Stated task >> Transcribe each line of the records below exactly, excluding any embedded images.

Information supplied >>
====
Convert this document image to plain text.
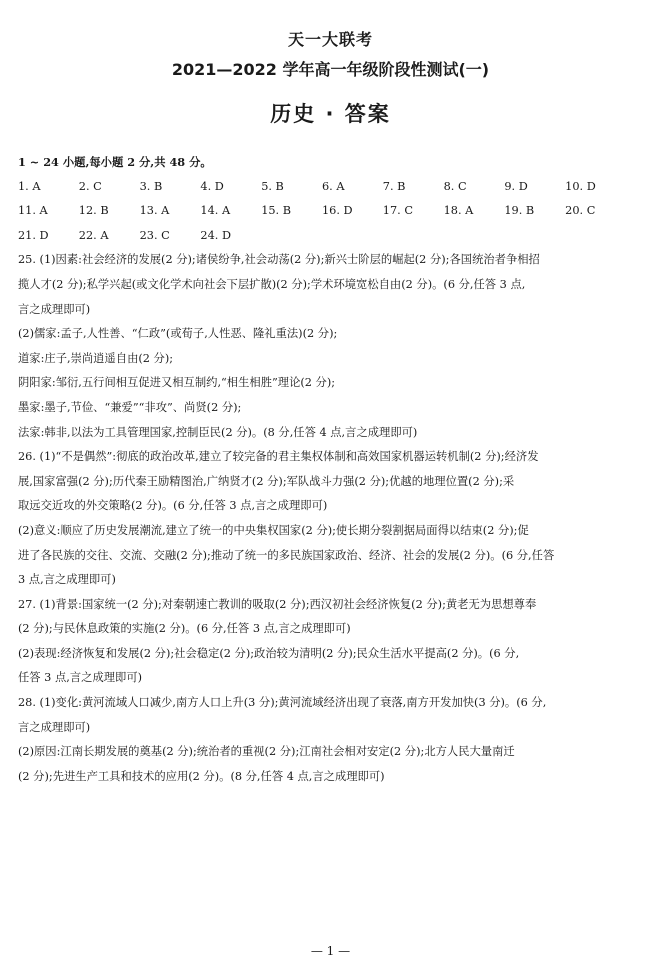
天一大联考
2021—2022 学年高一年级阶段性测试(一)
历史 · 答案
1 ~ 24 小题,每小题 2 分,共 48 分。
1. A	2. C	3. B	4. D	5. B	6. A	7. B	8. C	9. D	10. D
11. A	12. B	13. A	14. A	15. B	16. D	17. C	18. A	19. B	20. C
21. D	22. A	23. C	24. D
25. (1)因素:社会经济的发展(2 分);诸侯纷争,社会动荡(2 分);新兴士阶层的崛起(2 分);各国统治者争相招
揽人才(2 分);私学兴起(或文化学术向社会下层扩散)(2 分);学术环境宽松自由(2 分)。(6 分,任答 3 点,
言之成理即可)
(2)儒家:孟子,人性善、“仁政”(或荀子,人性恶、隆礼重法)(2 分);
道家:庄子,崇尚逍遥自由(2 分);
阴阳家:邹衍,五行间相互促进又相互制约,“相生相胜”理论(2 分);
墨家:墨子,节俭、“兼爱”“非攻”、尚贤(2 分);
法家:韩非,以法为工具管理国家,控制臣民(2 分)。(8 分,任答 4 点,言之成理即可)
26. (1)“不是偶然”:彻底的政治改革,建立了较完备的君主集权体制和高效国家机器运转机制(2 分);经济发
展,国家富强(2 分);历代秦王励精图治,广纳贤才(2 分);军队战斗力强(2 分);优越的地理位置(2 分);采
取远交近攻的外交策略(2 分)。(6 分,任答 3 点,言之成理即可)
(2)意义:顺应了历史发展潮流,建立了统一的中央集权国家(2 分);使长期分裂割据局面得以结束(2 分);促
进了各民族的交往、交流、交融(2 分);推动了统一的多民族国家政治、经济、社会的发展(2 分)。(6 分,任答
3 点,言之成理即可)
27. (1)背景:国家统一(2 分);对秦朝速亡教训的吸取(2 分);西汉初社会经济恢复(2 分);黄老无为思想尊奉
(2 分);与民休息政策的实施(2 分)。(6 分,任答 3 点,言之成理即可)
(2)表现:经济恢复和发展(2 分);社会稳定(2 分);政治较为清明(2 分);民众生活水平提高(2 分)。(6 分,
任答 3 点,言之成理即可)
28. (1)变化:黄河流域人口减少,南方人口上升(3 分);黄河流域经济出现了衰落,南方开发加快(3 分)。(6 分,
言之成理即可)
(2)原因:江南长期发展的奠基(2 分);统治者的重视(2 分);江南社会相对安定(2 分);北方人民大量南迁
(2 分);先进生产工具和技术的应用(2 分)。(8 分,任答 4 点,言之成理即可)
— 1 —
====
Task response >>
Convert this document image to plain text.
天一大联考
2021—2022 学年高一年级阶段性测试(一)
历史 · 答案
1 ~ 24 小题,每小题 2 分,共 48 分。
1. A	2. C	3. B	4. D	5. B	6. A	7. B	8. C	9. D	10. D
11. A	12. B	13. A	14. A	15. B	16. D	17. C	18. A	19. B	20. C
21. D	22. A	23. C	24. D
25. (1)因素:社会经济的发展(2 分);诸侯纷争,社会动荡(2 分);新兴士阶层的崛起(2 分);各国统治者争相招
揽人才(2 分);私学兴起(或文化学术向社会下层扩散)(2 分);学术环境宽松自由(2 分)。(6 分,任答 3 点,
言之成理即可)
(2)儒家:孟子,人性善、“仁政”(或荀子,人性恶、隆礼重法)(2 分);
道家:庄子,崇尚逍遥自由(2 分);
阴阳家:邹衍,五行间相互促进又相互制约,“相生相胜”理论(2 分);
墨家:墨子,节俭、“兼爱”“非攻”、尚贤(2 分);
法家:韩非,以法为工具管理国家,控制臣民(2 分)。(8 分,任答 4 点,言之成理即可)
26. (1)“不是偶然”:彻底的政治改革,建立了较完备的君主集权体制和高效国家机器运转机制(2 分);经济发
展,国家富强(2 分);历代秦王励精图治,广纳贤才(2 分);军队战斗力强(2 分);优越的地理位置(2 分);采
取远交近攻的外交策略(2 分)。(6 分,任答 3 点,言之成理即可)
(2)意义:顺应了历史发展潮流,建立了统一的中央集权国家(2 分);使长期分裂割据局面得以结束(2 分);促
进了各民族的交往、交流、交融(2 分);推动了统一的多民族国家政治、经济、社会的发展(2 分)。(6 分,任答
3 点,言之成理即可)
27. (1)背景:国家统一(2 分);对秦朝速亡教训的吸取(2 分);西汉初社会经济恢复(2 分);黄老无为思想尊奉
(2 分);与民休息政策的实施(2 分)。(6 分,任答 3 点,言之成理即可)
(2)表现:经济恢复和发展(2 分);社会稳定(2 分);政治较为清明(2 分);民众生活水平提高(2 分)。(6 分,
任答 3 点,言之成理即可)
28. (1)变化:黄河流域人口减少,南方人口上升(3 分);黄河流域经济出现了衰落,南方开发加快(3 分)。(6 分,
言之成理即可)
(2)原因:江南长期发展的奠基(2 分);统治者的重视(2 分);江南社会相对安定(2 分);北方人民大量南迁
(2 分);先进生产工具和技术的应用(2 分)。(8 分,任答 4 点,言之成理即可)
— 1 —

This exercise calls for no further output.